===== DATASET =====

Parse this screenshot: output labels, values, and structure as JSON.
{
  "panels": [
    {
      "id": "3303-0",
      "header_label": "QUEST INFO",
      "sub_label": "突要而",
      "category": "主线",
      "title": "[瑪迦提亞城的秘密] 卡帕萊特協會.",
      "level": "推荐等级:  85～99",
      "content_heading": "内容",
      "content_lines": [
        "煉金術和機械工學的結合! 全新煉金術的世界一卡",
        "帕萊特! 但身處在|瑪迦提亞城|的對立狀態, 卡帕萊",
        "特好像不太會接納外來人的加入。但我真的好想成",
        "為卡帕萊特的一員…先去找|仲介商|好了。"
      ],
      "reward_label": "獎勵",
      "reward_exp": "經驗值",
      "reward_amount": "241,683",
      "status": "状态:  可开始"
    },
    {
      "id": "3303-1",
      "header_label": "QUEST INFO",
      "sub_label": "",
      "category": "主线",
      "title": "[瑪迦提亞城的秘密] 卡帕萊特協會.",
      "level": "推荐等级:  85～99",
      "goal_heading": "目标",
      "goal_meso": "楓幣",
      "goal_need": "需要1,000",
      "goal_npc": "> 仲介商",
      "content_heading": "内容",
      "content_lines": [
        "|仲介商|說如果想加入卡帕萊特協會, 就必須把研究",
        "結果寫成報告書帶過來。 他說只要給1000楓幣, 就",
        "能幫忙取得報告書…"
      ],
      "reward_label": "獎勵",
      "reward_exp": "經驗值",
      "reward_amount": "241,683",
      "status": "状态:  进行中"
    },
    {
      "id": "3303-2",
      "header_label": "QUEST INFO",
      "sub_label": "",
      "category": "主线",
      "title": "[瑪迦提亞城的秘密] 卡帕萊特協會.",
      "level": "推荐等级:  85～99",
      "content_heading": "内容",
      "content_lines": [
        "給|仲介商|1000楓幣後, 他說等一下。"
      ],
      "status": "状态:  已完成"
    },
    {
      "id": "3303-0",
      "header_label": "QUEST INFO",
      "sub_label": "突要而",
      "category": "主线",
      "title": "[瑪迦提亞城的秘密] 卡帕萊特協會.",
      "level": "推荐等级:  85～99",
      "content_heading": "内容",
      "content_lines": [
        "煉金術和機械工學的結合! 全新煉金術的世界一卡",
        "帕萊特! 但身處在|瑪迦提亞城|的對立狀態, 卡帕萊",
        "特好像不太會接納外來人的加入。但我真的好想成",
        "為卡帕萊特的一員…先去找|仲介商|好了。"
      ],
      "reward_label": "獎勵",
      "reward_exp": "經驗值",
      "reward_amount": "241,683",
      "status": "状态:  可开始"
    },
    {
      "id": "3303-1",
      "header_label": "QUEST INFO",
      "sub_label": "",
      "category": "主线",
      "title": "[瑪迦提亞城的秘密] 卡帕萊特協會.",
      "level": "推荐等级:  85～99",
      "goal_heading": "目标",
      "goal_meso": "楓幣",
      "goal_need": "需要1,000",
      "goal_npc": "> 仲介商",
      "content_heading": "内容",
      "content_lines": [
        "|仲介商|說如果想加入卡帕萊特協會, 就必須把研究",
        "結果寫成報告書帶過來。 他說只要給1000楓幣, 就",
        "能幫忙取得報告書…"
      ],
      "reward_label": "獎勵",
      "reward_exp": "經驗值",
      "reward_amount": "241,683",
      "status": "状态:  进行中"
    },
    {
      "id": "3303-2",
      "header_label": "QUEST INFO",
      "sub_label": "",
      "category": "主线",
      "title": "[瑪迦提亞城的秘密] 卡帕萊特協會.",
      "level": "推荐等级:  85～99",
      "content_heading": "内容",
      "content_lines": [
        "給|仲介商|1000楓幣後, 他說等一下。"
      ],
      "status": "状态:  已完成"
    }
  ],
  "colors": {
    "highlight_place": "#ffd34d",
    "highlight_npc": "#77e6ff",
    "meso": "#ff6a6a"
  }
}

=====

WRITTEN EXERCISE
Each record above should be returned exactly as it appears.

EXERCISE OUTPUT
Parse this screenshot: output labels, values, and structure as JSON.
{
  "panels": [
    {
      "id": "3303-0",
      "header_label": "QUEST INFO",
      "sub_label": "突要而",
      "category": "主线",
      "title": "[瑪迦提亞城的秘密] 卡帕萊特協會.",
      "level": "推荐等级:  85～99",
      "content_heading": "内容",
      "content_lines": [
        "煉金術和機械工學的結合! 全新煉金術的世界一卡",
        "帕萊特! 但身處在|瑪迦提亞城|的對立狀態, 卡帕萊",
        "特好像不太會接納外來人的加入。但我真的好想成",
        "為卡帕萊特的一員…先去找|仲介商|好了。"
      ],
      "reward_label": "獎勵",
      "reward_exp": "經驗值",
      "reward_amount": "241,683",
      "status": "状态:  可开始"
    },
    {
      "id": "3303-1",
      "header_label": "QUEST INFO",
      "sub_label": "",
      "category": "主线",
      "title": "[瑪迦提亞城的秘密] 卡帕萊特協會.",
      "level": "推荐等级:  85～99",
      "goal_heading": "目标",
      "goal_meso": "楓幣",
      "goal_need": "需要1,000",
      "goal_npc": "> 仲介商",
      "content_heading": "内容",
      "content_lines": [
        "|仲介商|說如果想加入卡帕萊特協會, 就必須把研究",
        "結果寫成報告書帶過來。 他說只要給1000楓幣, 就",
        "能幫忙取得報告書…"
      ],
      "reward_label": "獎勵",
      "reward_exp": "經驗值",
      "reward_amount": "241,683",
      "status": "状态:  进行中"
    },
    {
      "id": "3303-2",
      "header_label": "QUEST INFO",
      "sub_label": "",
      "category": "主线",
      "title": "[瑪迦提亞城的秘密] 卡帕萊特協會.",
      "level": "推荐等级:  85～99",
      "content_heading": "内容",
      "content_lines": [
        "給|仲介商|1000楓幣後, 他說等一下。"
      ],
      "status": "状态:  已完成"
    },
    {
      "id": "3303-0",
      "header_label": "QUEST INFO",
      "sub_label": "突要而",
      "category": "主线",
      "title": "[瑪迦提亞城的秘密] 卡帕萊特協會.",
      "level": "推荐等级:  85～99",
      "content_heading": "内容",
      "content_lines": [
        "煉金術和機械工學的結合! 全新煉金術的世界一卡",
        "帕萊特! 但身處在|瑪迦提亞城|的對立狀態, 卡帕萊",
        "特好像不太會接納外來人的加入。但我真的好想成",
        "為卡帕萊特的一員…先去找|仲介商|好了。"
      ],
      "reward_label": "獎勵",
      "reward_exp": "經驗值",
      "reward_amount": "241,683",
      "status": "状态:  可开始"
    },
    {
      "id": "3303-1",
      "header_label": "QUEST INFO",
      "sub_label": "",
      "category": "主线",
      "title": "[瑪迦提亞城的秘密] 卡帕萊特協會.",
      "level": "推荐等级:  85～99",
      "goal_heading": "目标",
      "goal_meso": "楓幣",
      "goal_need": "需要1,000",
      "goal_npc": "> 仲介商",
      "content_heading": "内容",
      "content_lines": [
        "|仲介商|說如果想加入卡帕萊特協會, 就必須把研究",
        "結果寫成報告書帶過來。 他說只要給1000楓幣, 就",
        "能幫忙取得報告書…"
      ],
      "reward_label": "獎勵",
      "reward_exp": "經驗值",
      "reward_amount": "241,683",
      "status": "状态:  进行中"
    },
    {
      "id": "3303-2",
      "header_label": "QUEST INFO",
      "sub_label": "",
      "category": "主线",
      "title": "[瑪迦提亞城的秘密] 卡帕萊特協會.",
      "level": "推荐等级:  85～99",
      "content_heading": "内容",
      "content_lines": [
        "給|仲介商|1000楓幣後, 他說等一下。"
      ],
      "status": "状态:  已完成"
    }
  ],
  "colors": {
    "highlight_place": "#ffd34d",
    "highlight_npc": "#77e6ff",
    "meso": "#ff6a6a"
  }
}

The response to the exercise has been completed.